▶ WORK TO COMPLETE
Repeat every line from the line containing "What does this" to the end of the data, exactly. Leave the pictures out.

— BEGIN DATA SUPPLIED —

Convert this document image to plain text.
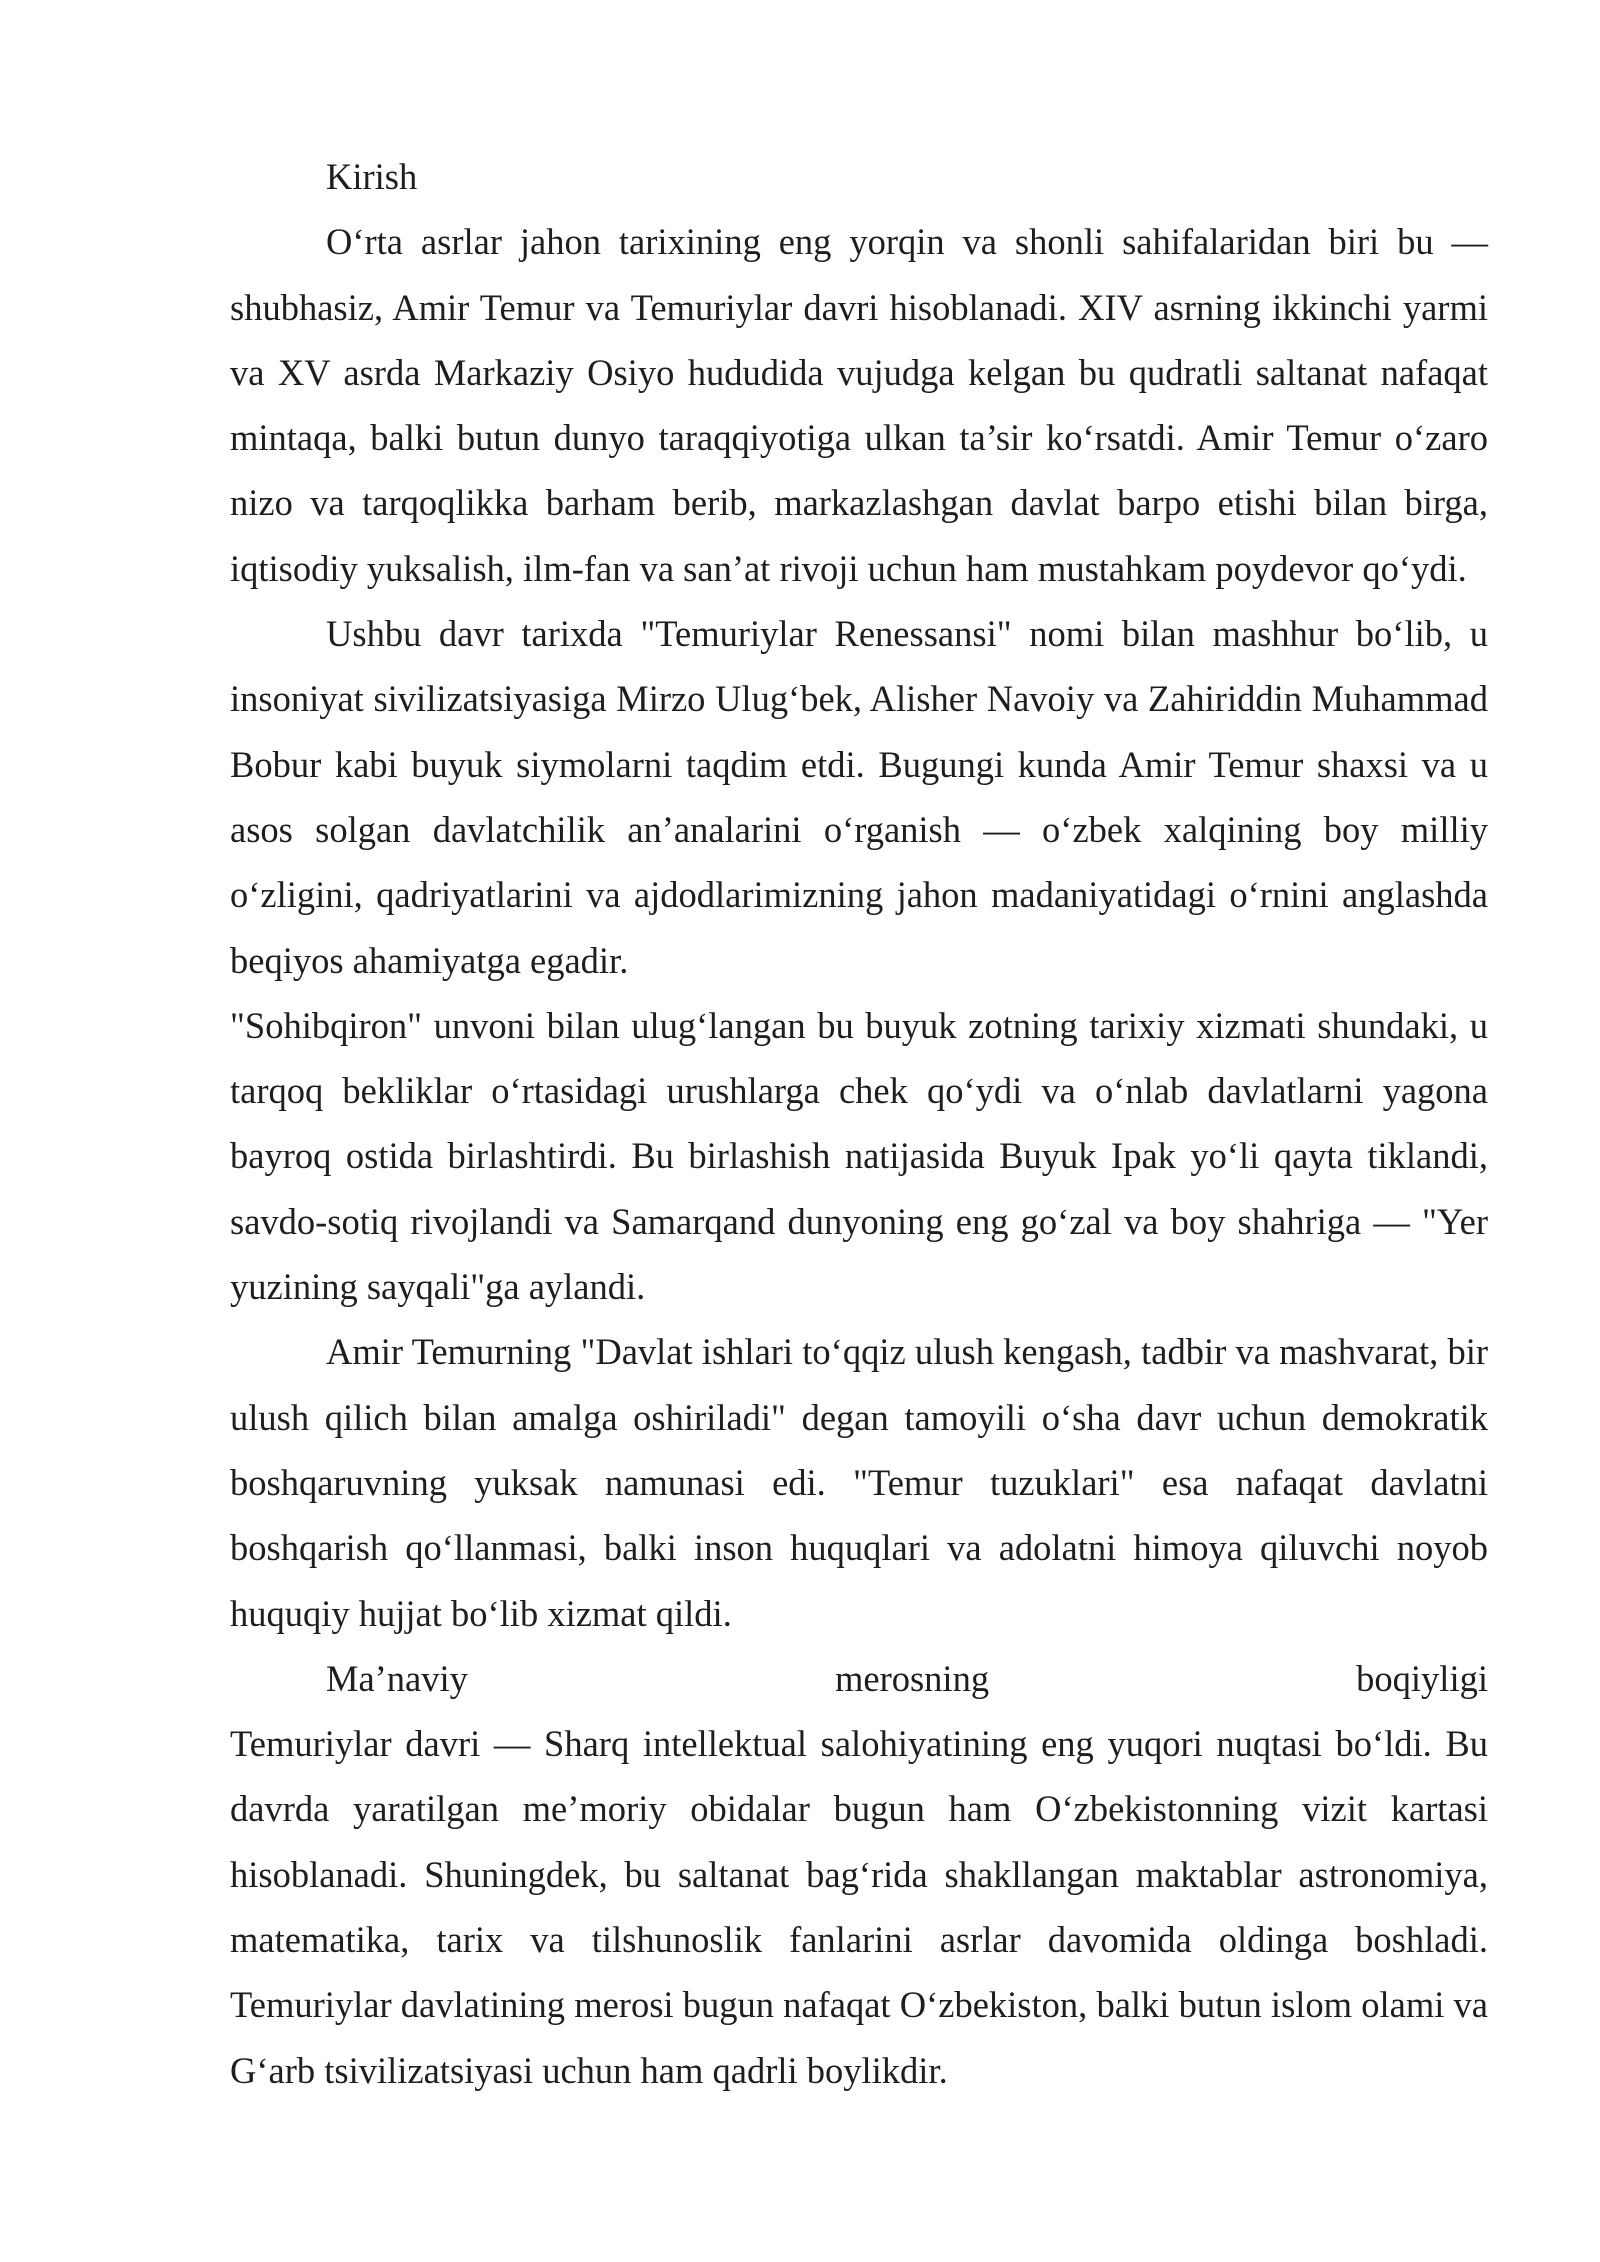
Kirish

O‘rta asrlar jahon tarixining eng yorqin va shonli sahifalaridan biri bu — shubhasiz, Amir Temur va Temuriylar davri hisoblanadi. XIV asrning ikkinchi yarmi va XV asrda Markaziy Osiyo hududida vujudga kelgan bu qudratli saltanat nafaqat mintaqa, balki butun dunyo taraqqiyotiga ulkan ta’sir ko‘rsatdi. Amir Temur o‘zaro nizo va tarqoqlikka barham berib, markazlashgan davlat barpo etishi bilan birga, iqtisodiy yuksalish, ilm-fan va san’at rivoji uchun ham mustahkam poydevor qo‘ydi.

Ushbu davr tarixda "Temuriylar Renessansi" nomi bilan mashhur bo‘lib, u insoniyat sivilizatsiyasiga Mirzo Ulug‘bek, Alisher Navoiy va Zahiriddin Muhammad Bobur kabi buyuk siymolarni taqdim etdi. Bugungi kunda Amir Temur shaxsi va u asos solgan davlatchilik an’analarini o‘rganish — o‘zbek xalqining boy milliy o‘zligini, qadriyatlarini va ajdodlarimizning jahon madaniyatidagi o‘rnini anglashda beqiyos ahamiyatga egadir.

"Sohibqiron" unvoni bilan ulug‘langan bu buyuk zotning tarixiy xizmati shundaki, u tarqoq bekliklar o‘rtasidagi urushlarga chek qo‘ydi va o‘nlab davlatlarni yagona bayroq ostida birlashtirdi. Bu birlashish natijasida Buyuk Ipak yo‘li qayta tiklandi, savdo-sotiq rivojlandi va Samarqand dunyoning eng go‘zal va boy shahriga — "Yer yuzining sayqali"ga aylandi.

Amir Temurning "Davlat ishlari to‘qqiz ulush kengash, tadbir va mashvarat, bir ulush qilich bilan amalga oshiriladi" degan tamoyili o‘sha davr uchun demokratik boshqaruvning yuksak namunasi edi. "Temur tuzuklari" esa nafaqat davlatni boshqarish qo‘llanmasi, balki inson huquqlari va adolatni himoya qiluvchi noyob huquqiy hujjat bo‘lib xizmat qildi.

Ma’naviy	merosning	boqiyligi

Temuriylar davri — Sharq intellektual salohiyatining eng yuqori nuqtasi bo‘ldi. Bu davrda yaratilgan me’moriy obidalar bugun ham O‘zbekistonning vizit kartasi hisoblanadi. Shuningdek, bu saltanat bag‘rida shakllangan maktablar astronomiya, matematika, tarix va tilshunoslik fanlarini asrlar davomida oldinga boshladi. Temuriylar davlatining merosi bugun nafaqat O‘zbekiston, balki butun islom olami va G‘arb tsivilizatsiyasi uchun ham qadrli boylikdir.
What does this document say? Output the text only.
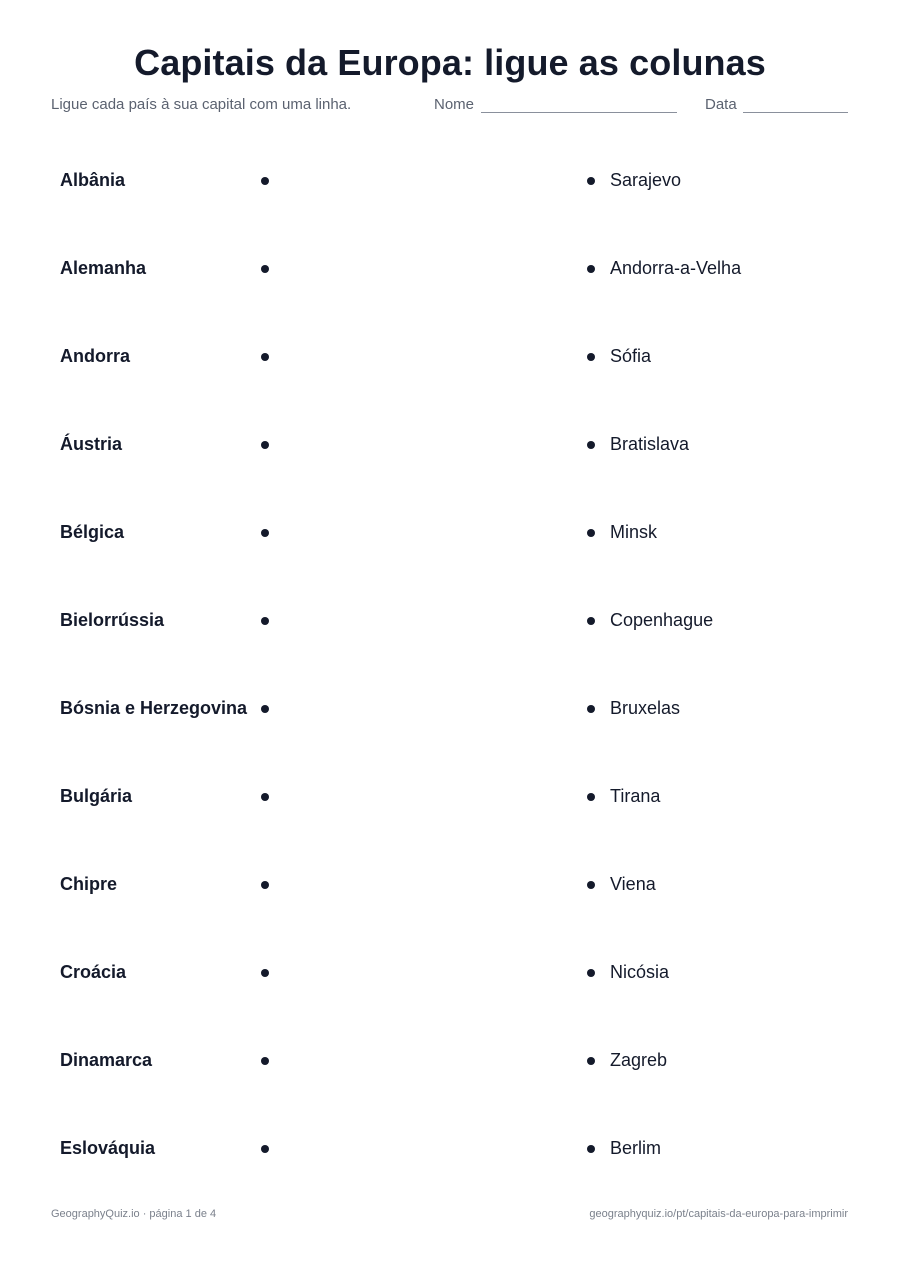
Capitais da Europa: ligue as colunas
Ligue cada país à sua capital com uma linha.	Nome	Data
Albânia	Sarajevo
Alemanha	Andorra-a-Velha
Andorra	Sófia
Áustria	Bratislava
Bélgica	Minsk
Bielorrússia	Copenhague
Bósnia e Herzegovina	Bruxelas
Bulgária	Tirana
Chipre	Viena
Croácia	Nicósia
Dinamarca	Zagreb
Eslováquia	Berlim
GeographyQuiz.io · página 1 de 4	geographyquiz.io/pt/capitais-da-europa-para-imprimir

— END DATA SUPPLIED —

▶ OUTPUT
What does this document say? Output the text only.
Capitais da Europa: ligue as colunas
Ligue cada país à sua capital com uma linha.	Nome	Data
Albânia	Sarajevo
Alemanha	Andorra-a-Velha
Andorra	Sófia
Áustria	Bratislava
Bélgica	Minsk
Bielorrússia	Copenhague
Bósnia e Herzegovina	Bruxelas
Bulgária	Tirana
Chipre	Viena
Croácia	Nicósia
Dinamarca	Zagreb
Eslováquia	Berlim
GeographyQuiz.io · página 1 de 4	geographyquiz.io/pt/capitais-da-europa-para-imprimir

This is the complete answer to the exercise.